| PROBLEM STATEMENT |
Which lines below contain the string "diameter"? Copy each of those lines in full, treating uppercase and lowercase as different.

| MATERIAL |
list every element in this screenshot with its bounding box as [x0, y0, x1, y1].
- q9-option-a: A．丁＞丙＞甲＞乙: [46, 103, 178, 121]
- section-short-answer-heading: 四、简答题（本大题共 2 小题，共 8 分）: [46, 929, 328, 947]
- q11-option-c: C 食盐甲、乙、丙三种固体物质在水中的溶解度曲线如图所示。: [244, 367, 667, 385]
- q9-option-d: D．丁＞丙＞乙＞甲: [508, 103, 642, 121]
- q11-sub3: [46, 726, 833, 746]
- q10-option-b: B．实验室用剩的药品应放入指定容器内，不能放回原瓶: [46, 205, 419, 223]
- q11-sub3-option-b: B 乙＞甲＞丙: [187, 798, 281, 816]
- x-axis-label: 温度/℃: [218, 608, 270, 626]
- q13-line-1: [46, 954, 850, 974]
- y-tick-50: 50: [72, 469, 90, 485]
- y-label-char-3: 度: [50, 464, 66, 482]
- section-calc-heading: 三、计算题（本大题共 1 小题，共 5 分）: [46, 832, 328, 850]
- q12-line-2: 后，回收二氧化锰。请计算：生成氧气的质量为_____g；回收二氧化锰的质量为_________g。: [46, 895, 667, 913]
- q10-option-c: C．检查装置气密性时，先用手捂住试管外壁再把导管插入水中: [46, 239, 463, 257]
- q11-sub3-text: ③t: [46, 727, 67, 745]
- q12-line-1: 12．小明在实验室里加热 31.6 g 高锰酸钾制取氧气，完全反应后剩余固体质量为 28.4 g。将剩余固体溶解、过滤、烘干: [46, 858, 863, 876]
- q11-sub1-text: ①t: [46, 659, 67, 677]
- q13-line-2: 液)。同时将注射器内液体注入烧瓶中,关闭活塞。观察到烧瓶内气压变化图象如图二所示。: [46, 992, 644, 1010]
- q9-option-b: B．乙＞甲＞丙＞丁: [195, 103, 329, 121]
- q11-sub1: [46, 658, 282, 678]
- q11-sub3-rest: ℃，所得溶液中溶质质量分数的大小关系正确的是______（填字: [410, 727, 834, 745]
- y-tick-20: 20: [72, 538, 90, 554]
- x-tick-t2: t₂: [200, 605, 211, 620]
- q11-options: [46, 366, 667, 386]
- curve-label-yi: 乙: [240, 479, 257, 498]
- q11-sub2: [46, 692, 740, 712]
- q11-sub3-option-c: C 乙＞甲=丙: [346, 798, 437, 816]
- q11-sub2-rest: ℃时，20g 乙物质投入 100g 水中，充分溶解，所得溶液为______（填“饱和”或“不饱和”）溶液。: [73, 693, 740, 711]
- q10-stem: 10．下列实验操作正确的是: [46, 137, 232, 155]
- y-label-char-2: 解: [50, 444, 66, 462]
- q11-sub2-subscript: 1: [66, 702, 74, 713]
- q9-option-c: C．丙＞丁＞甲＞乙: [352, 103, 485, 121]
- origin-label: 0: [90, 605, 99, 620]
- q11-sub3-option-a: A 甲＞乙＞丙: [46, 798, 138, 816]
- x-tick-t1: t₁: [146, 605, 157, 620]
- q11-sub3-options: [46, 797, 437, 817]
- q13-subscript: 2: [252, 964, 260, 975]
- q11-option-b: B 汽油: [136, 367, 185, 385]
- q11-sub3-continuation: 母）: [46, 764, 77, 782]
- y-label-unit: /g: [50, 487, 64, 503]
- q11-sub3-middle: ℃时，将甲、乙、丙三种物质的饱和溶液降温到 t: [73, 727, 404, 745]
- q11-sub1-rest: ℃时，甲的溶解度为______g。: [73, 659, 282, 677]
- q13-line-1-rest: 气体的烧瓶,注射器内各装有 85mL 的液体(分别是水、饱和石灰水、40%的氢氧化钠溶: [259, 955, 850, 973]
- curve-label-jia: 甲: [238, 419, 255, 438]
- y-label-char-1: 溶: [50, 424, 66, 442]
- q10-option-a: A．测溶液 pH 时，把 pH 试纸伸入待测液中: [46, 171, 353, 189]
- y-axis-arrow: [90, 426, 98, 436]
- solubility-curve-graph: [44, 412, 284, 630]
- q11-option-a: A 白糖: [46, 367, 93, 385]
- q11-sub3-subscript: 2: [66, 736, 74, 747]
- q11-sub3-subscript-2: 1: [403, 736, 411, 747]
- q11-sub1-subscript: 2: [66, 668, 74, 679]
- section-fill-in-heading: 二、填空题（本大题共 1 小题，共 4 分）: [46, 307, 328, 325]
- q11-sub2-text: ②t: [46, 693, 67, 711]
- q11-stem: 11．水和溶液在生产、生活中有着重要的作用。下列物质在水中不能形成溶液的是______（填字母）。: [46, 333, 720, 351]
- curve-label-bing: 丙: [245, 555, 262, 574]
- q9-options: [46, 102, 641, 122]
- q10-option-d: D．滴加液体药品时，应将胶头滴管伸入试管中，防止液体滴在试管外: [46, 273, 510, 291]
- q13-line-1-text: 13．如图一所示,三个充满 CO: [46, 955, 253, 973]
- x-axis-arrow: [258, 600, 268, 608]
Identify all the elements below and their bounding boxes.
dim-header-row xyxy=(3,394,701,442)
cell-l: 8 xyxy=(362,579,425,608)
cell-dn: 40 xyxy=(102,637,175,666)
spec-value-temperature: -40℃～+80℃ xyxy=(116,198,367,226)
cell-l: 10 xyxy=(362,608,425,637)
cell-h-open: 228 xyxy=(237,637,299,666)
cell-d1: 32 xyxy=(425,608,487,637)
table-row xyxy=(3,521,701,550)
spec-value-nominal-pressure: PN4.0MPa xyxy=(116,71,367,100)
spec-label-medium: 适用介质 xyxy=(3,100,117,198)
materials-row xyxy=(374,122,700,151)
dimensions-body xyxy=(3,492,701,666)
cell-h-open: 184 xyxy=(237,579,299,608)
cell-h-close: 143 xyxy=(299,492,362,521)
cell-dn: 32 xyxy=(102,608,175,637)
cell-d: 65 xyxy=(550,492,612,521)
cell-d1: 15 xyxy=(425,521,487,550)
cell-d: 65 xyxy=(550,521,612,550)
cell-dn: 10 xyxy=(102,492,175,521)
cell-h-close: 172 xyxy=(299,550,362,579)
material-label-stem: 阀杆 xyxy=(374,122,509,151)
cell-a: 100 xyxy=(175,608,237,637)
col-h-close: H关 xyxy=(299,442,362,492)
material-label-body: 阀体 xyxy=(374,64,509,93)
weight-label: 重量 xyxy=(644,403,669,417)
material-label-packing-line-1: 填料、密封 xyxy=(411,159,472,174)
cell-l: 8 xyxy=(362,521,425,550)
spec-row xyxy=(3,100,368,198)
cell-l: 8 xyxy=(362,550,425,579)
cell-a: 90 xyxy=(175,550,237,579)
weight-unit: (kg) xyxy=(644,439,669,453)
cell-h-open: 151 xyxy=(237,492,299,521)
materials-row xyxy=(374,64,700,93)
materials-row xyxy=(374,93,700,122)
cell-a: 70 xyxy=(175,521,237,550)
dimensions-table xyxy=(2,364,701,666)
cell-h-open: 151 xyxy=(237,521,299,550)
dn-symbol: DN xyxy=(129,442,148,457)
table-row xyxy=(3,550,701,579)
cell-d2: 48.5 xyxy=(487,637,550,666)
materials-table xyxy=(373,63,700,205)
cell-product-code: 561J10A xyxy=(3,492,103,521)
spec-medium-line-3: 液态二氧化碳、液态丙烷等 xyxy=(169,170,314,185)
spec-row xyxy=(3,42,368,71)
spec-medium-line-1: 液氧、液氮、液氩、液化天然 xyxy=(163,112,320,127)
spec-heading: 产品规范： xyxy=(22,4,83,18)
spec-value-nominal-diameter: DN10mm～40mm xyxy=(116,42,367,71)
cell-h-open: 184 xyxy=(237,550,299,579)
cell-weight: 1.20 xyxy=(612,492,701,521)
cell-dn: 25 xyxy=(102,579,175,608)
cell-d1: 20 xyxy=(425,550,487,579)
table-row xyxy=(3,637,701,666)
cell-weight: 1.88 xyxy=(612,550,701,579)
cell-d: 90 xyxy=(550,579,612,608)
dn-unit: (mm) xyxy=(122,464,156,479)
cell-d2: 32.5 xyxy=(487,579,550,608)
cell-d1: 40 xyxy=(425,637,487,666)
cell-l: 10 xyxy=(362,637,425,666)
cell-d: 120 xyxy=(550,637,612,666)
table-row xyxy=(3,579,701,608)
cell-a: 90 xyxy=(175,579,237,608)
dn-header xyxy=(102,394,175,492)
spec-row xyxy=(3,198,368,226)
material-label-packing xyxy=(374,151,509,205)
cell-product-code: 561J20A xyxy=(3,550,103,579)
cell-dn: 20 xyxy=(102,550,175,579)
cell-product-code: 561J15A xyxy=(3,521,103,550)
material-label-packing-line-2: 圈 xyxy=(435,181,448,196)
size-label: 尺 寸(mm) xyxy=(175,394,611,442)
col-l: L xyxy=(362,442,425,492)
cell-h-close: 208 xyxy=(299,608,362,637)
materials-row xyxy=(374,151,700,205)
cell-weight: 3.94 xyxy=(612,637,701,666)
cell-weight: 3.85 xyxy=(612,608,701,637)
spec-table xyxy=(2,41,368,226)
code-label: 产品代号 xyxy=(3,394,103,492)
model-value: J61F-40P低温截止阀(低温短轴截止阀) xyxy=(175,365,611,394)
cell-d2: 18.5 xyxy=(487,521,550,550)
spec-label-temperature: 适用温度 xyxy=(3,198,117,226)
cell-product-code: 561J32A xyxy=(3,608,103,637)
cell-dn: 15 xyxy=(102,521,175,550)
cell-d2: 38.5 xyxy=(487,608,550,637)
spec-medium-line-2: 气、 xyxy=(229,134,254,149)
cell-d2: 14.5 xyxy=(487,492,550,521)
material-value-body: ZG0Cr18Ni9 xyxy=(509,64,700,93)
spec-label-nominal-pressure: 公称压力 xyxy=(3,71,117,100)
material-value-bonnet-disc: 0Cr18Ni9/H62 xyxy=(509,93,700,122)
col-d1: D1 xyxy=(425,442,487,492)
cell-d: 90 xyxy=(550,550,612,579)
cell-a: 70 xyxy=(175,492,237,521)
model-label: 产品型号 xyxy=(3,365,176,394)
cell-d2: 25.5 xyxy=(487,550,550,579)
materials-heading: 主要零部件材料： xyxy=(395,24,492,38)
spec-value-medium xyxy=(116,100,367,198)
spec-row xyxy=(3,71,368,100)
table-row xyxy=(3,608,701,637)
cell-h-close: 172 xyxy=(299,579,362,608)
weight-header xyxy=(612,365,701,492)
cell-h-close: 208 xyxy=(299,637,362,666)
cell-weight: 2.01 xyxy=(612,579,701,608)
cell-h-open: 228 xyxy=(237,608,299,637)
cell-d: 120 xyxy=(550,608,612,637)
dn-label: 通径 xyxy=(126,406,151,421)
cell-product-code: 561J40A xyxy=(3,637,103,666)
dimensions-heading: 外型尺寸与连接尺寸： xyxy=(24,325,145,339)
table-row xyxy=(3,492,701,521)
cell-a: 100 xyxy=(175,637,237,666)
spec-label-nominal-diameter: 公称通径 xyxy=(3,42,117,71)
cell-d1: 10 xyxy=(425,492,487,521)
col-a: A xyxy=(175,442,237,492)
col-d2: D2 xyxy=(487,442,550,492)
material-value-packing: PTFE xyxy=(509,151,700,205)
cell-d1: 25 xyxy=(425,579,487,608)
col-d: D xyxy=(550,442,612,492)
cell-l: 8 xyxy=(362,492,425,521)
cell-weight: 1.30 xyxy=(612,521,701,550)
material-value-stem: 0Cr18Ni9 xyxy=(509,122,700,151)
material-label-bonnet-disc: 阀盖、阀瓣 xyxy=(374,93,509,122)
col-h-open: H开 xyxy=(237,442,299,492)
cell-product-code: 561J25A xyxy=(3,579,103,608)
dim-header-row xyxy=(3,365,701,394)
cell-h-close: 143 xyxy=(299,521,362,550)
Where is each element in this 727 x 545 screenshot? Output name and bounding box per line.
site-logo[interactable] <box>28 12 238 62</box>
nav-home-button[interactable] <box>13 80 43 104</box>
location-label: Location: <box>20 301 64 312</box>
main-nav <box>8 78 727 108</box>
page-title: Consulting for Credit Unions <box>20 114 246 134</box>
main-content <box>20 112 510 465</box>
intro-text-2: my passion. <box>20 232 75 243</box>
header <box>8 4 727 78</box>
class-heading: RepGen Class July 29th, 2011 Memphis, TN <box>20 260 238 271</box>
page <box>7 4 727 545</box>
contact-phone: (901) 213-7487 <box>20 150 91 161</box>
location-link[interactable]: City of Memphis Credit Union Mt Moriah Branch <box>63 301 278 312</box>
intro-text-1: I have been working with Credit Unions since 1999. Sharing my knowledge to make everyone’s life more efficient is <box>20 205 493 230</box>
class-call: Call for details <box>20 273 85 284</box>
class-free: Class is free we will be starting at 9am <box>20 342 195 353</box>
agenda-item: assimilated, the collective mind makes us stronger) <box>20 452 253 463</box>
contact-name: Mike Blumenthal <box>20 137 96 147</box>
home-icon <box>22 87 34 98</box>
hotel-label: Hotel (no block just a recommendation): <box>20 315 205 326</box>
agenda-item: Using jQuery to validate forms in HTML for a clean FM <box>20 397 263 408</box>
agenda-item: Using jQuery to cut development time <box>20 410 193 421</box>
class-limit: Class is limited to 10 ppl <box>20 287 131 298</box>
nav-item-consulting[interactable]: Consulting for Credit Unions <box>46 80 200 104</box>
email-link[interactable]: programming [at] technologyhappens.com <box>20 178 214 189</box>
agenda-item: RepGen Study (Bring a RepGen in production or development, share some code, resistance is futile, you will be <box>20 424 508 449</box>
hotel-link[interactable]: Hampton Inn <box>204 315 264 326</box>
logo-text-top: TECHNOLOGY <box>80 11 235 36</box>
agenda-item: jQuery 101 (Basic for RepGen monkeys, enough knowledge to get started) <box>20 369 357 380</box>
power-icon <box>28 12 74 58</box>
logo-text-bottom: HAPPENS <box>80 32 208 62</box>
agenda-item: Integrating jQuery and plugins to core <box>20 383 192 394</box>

| RIGHT ANSWER |
spec-value-nominal-diameter: DN10mm～40mm xyxy=(116,42,367,71)
spec-label-nominal-diameter: 公称通径 xyxy=(3,42,117,71)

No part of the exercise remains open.